(Records of where elements appear)
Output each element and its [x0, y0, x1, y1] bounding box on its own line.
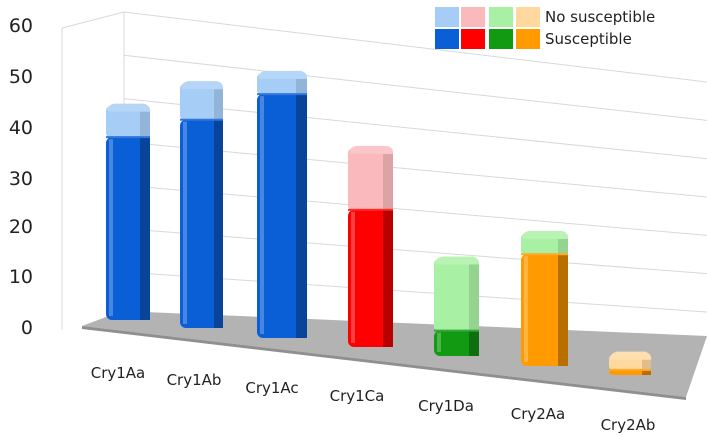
bar-Cry2Aa [521, 230, 569, 366]
bar-top-cap [522, 230, 569, 239]
legend-label-no-susceptible: No susceptible [545, 8, 655, 26]
bar-segment-no-susceptible [434, 259, 479, 331]
bar-segment-no-susceptible-side [642, 359, 651, 370]
bar-segment-no-susceptible [257, 73, 307, 95]
bar-segment-susceptible [180, 119, 223, 328]
category-label-Cry2Aa: Cry2Aa [511, 405, 566, 423]
y-tick-label-30: 30 [9, 168, 33, 190]
x-axis-categories: Cry1Aa Cry1Ab Cry1Ac Cry1Ca Cry1Da Cry2Aa Cry2… [91, 364, 656, 434]
bar-top-cap [181, 81, 224, 90]
bar-segment-no-susceptible-side [383, 153, 393, 210]
y-tick-label-10: 10 [9, 266, 33, 288]
bar-segment-seam [609, 368, 651, 371]
y-tick-label-40: 40 [9, 117, 33, 139]
y-tick-label-50: 50 [9, 66, 33, 88]
bar-segment-susceptible-side [214, 119, 223, 328]
bar-segment-no-susceptible [180, 84, 223, 120]
bar-segment-susceptible-highlight [260, 96, 264, 334]
bar-segment-susceptible [521, 254, 568, 366]
bar-top-cap [435, 256, 480, 265]
bar-segment-seam [521, 253, 568, 256]
side-wall-top-edge [61, 11, 125, 29]
legend-swatch-susceptible-0 [435, 29, 459, 49]
bar-Cry1Da [434, 256, 480, 356]
bar-Cry1Aa [106, 103, 151, 320]
category-label-Cry1Ca: Cry1Ca [330, 387, 385, 405]
bar-segment-seam [434, 329, 479, 332]
bar-segment-seam [257, 93, 307, 96]
y-tick-label-60: 60 [9, 15, 33, 37]
bar-segment-susceptible-side [558, 254, 568, 366]
bar-segment-no-susceptible-side [140, 111, 150, 138]
bar-segment-no-susceptible-side [558, 238, 568, 255]
y-tick-label-20: 20 [9, 216, 33, 238]
bar-top-cap [610, 351, 652, 360]
bar-Cry1Ab [180, 81, 224, 328]
bar-Cry1Ac [257, 70, 308, 338]
legend-swatch-no-susceptible-2 [489, 7, 513, 27]
bar-segment-susceptible-side [140, 137, 150, 320]
bar-segment-no-susceptible-side [469, 264, 479, 331]
bar-segment-susceptible [348, 209, 393, 347]
legend-swatch-no-susceptible-3 [516, 7, 540, 27]
floor-edge [82, 326, 686, 400]
bar-Cry1Ca [348, 145, 394, 347]
bar-segment-susceptible-side [469, 330, 479, 356]
grid-line-60 [123, 11, 707, 83]
bar-segment-susceptible-side [383, 209, 393, 347]
category-label-Cry1Aa: Cry1Aa [91, 364, 146, 382]
bar-segment-susceptible-highlight [437, 332, 441, 352]
legend-swatch-no-susceptible-0 [435, 7, 459, 27]
bar-segment-no-susceptible [521, 233, 568, 255]
legend: No susceptible Susceptible [435, 7, 655, 49]
legend-label-susceptible: Susceptible [545, 30, 632, 48]
grid-line-50 [123, 54, 707, 121]
bar-segment-susceptible [434, 330, 479, 356]
bar-segment-susceptible [609, 369, 651, 375]
bar-segment-susceptible-highlight [524, 256, 528, 362]
bar-segment-susceptible-highlight [351, 211, 355, 343]
bar-segment-no-susceptible-side [214, 89, 223, 120]
y-tick-label-0: 0 [21, 317, 33, 339]
bar-segment-seam [106, 136, 150, 139]
bar-segment-no-susceptible-side [296, 78, 307, 95]
bar-segment-no-susceptible [348, 148, 393, 210]
bar-segment-seam [348, 208, 393, 211]
legend-swatch-susceptible-1 [461, 29, 485, 49]
bars [106, 70, 652, 375]
bar-segment-no-susceptible [106, 106, 150, 138]
category-label-Cry2Ab: Cry2Ab [601, 416, 656, 434]
category-label-Cry1Ac: Cry1Ac [245, 379, 298, 397]
bar-top-cap [107, 103, 151, 112]
category-label-Cry1Da: Cry1Da [418, 397, 474, 415]
bar-segment-seam [180, 118, 223, 121]
bar-segment-susceptible-side [642, 369, 651, 375]
bar-segment-susceptible [106, 137, 150, 320]
bar-segment-susceptible [257, 94, 307, 338]
bar-top-cap [258, 70, 308, 79]
bar-segment-susceptible-side [296, 94, 307, 338]
bar-segment-susceptible-highlight [183, 121, 187, 324]
legend-swatch-susceptible-2 [489, 29, 513, 49]
bar-segment-susceptible-highlight [109, 139, 113, 316]
bar-Cry2Ab [609, 351, 652, 375]
bar-top-cap [349, 145, 394, 154]
legend-swatch-susceptible-3 [516, 29, 540, 49]
y-axis-ticks: 0 10 20 30 40 50 60 [9, 15, 33, 339]
category-label-Cry1Ab: Cry1Ab [167, 371, 222, 389]
legend-swatch-no-susceptible-1 [461, 7, 485, 27]
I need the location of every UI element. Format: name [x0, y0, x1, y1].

- _WORK TO DO_
Turn each line of the material above into a JSON list of strings, one string per line, with blank lines dropped. Leave the pictures out of your answer.

- _FINISHED EXERCISE_
[
  "Output each element and its [x0, y0, x1, y1] bounding box on its own line.",
  "bar-Cry2Aa [521, 230, 569, 366]",
  "bar-top-cap [522, 230, 569, 239]",
  "legend-label-no-susceptible: No susceptible [545, 8, 655, 26]",
  "bar-segment-no-susceptible [434, 259, 479, 331]",
  "bar-segment-no-susceptible-side [642, 359, 651, 370]",
  "bar-segment-no-susceptible [257, 73, 307, 95]",
  "bar-segment-susceptible [180, 119, 223, 328]",
  "category-label-Cry2Aa: Cry2Aa [511, 405, 566, 423]",
  "y-tick-label-30: 30 [9, 168, 33, 190]",
  "x-axis-categories: Cry1Aa Cry1Ab Cry1Ac Cry1Ca Cry1Da Cry2Aa Cry2… [91, 364, 656, 434]",
  "bar-top-cap [181, 81, 224, 90]",
  "bar-segment-no-susceptible-side [383, 153, 393, 210]",
  "y-tick-label-10: 10 [9, 266, 33, 288]",
  "bar-segment-seam [609, 368, 651, 371]",
  "y-tick-label-40: 40 [9, 117, 33, 139]",
  "y-tick-label-50: 50 [9, 66, 33, 88]",
  "bar-segment-susceptible-side [214, 119, 223, 328]",
  "bar-segment-no-susceptible [180, 84, 223, 120]",
  "bar-segment-susceptible-highlight [260, 96, 264, 334]",
  "bar-segment-susceptible [521, 254, 568, 366]",
  "bar-top-cap [435, 256, 480, 265]",
  "bar-segment-seam [521, 253, 568, 256]",
  "side-wall-top-edge [61, 11, 125, 29]",
  "legend-swatch-susceptible-0 [435, 29, 459, 49]",
  "bar-Cry1Da [434, 256, 480, 356]",
  "bar-Cry1Aa [106, 103, 151, 320]",
  "category-label-Cry1Ca: Cry1Ca [330, 387, 385, 405]",
  "bar-segment-seam [434, 329, 479, 332]",
  "bar-segment-seam [257, 93, 307, 96]",
  "y-tick-label-60: 60 [9, 15, 33, 37]",
  "bar-segment-susceptible-side [558, 254, 568, 366]",
  "bar-segment-no-susceptible-side [140, 111, 150, 138]",
  "bar-segment-no-susceptible-side [558, 238, 568, 255]",
  "y-tick-label-20: 20 [9, 216, 33, 238]",
  "bar-top-cap [610, 351, 652, 360]",
  "bar-Cry1Ab [180, 81, 224, 328]",
  "bar-Cry1Ac [257, 70, 308, 338]",
  "legend-swatch-no-susceptible-2 [489, 7, 513, 27]",
  "bar-segment-susceptible-side [140, 137, 150, 320]",
  "bar-segment-no-susceptible-side [469, 264, 479, 331]",
  "bar-segment-susceptible [348, 209, 393, 347]",
  "legend-swatch-no-susceptible-3 [516, 7, 540, 27]",
  "floor-edge [82, 326, 686, 400]",
  "bar-Cry1Ca [348, 145, 394, 347]",
  "bar-segment-susceptible-side [469, 330, 479, 356]",
  "grid-line-60 [123, 11, 707, 83]",
  "bar-segment-susceptible-side [383, 209, 393, 347]",
  "category-label-Cry1Aa: Cry1Aa [91, 364, 146, 382]",
  "bar-segment-susceptible-highlight [437, 332, 441, 352]",
  "legend-swatch-no-susceptible-0 [435, 7, 459, 27]",
  "bar-segment-no-susceptible [521, 233, 568, 255]",
  "legend: No susceptible Susceptible [435, 7, 655, 49]",
  "legend-label-susceptible: Susceptible [545, 30, 632, 48]",
  "grid-line-50 [123, 54, 707, 121]",
  "bar-segment-susceptible [434, 330, 479, 356]",
  "bar-segment-susceptible [609, 369, 651, 375]",
  "bar-segment-susceptible-highlight [524, 256, 528, 362]",
  "bar-segment-susceptible-highlight [351, 211, 355, 343]",
  "bar-segment-no-susceptible-side [214, 89, 223, 120]",
  "y-tick-label-0: 0 [21, 317, 33, 339]",
  "bar-segment-seam [106, 136, 150, 139]",
  "bar-segment-no-susceptible-side [296, 78, 307, 95]",
  "bar-segment-no-susceptible [348, 148, 393, 210]",
  "bar-segment-seam [348, 208, 393, 211]",
  "legend-swatch-susceptible-1 [461, 29, 485, 49]",
  "bars [106, 70, 652, 375]",
  "bar-segment-no-susceptible [106, 106, 150, 138]",
  "category-label-Cry2Ab: Cry2Ab [601, 416, 656, 434]",
  "category-label-Cry1Ac: Cry1Ac [245, 379, 298, 397]",
  "bar-top-cap [107, 103, 151, 112]",
  "category-label-Cry1Da: Cry1Da [418, 397, 474, 415]",
  "bar-segment-seam [180, 118, 223, 121]",
  "bar-segment-susceptible-side [642, 369, 651, 375]",
  "bar-segment-susceptible [106, 137, 150, 320]",
  "bar-segment-susceptible [257, 94, 307, 338]",
  "bar-top-cap [258, 70, 308, 79]",
  "bar-segment-susceptible-side [296, 94, 307, 338]",
  "bar-segment-susceptible-highlight [183, 121, 187, 324]",
  "legend-swatch-susceptible-2 [489, 29, 513, 49]",
  "bar-segment-susceptible-highlight [109, 139, 113, 316]",
  "bar-Cry2Ab [609, 351, 652, 375]",
  "bar-top-cap [349, 145, 394, 154]",
  "legend-swatch-susceptible-3 [516, 29, 540, 49]",
  "y-axis-ticks: 0 10 20 30 40 50 60 [9, 15, 33, 339]",
  "category-label-Cry1Ab: Cry1Ab [167, 371, 222, 389]",
  "legend-swatch-no-susceptible-1 [461, 7, 485, 27]",
  "I need the location of every UI element. Format: name [x0, y0, x1, y1]."
]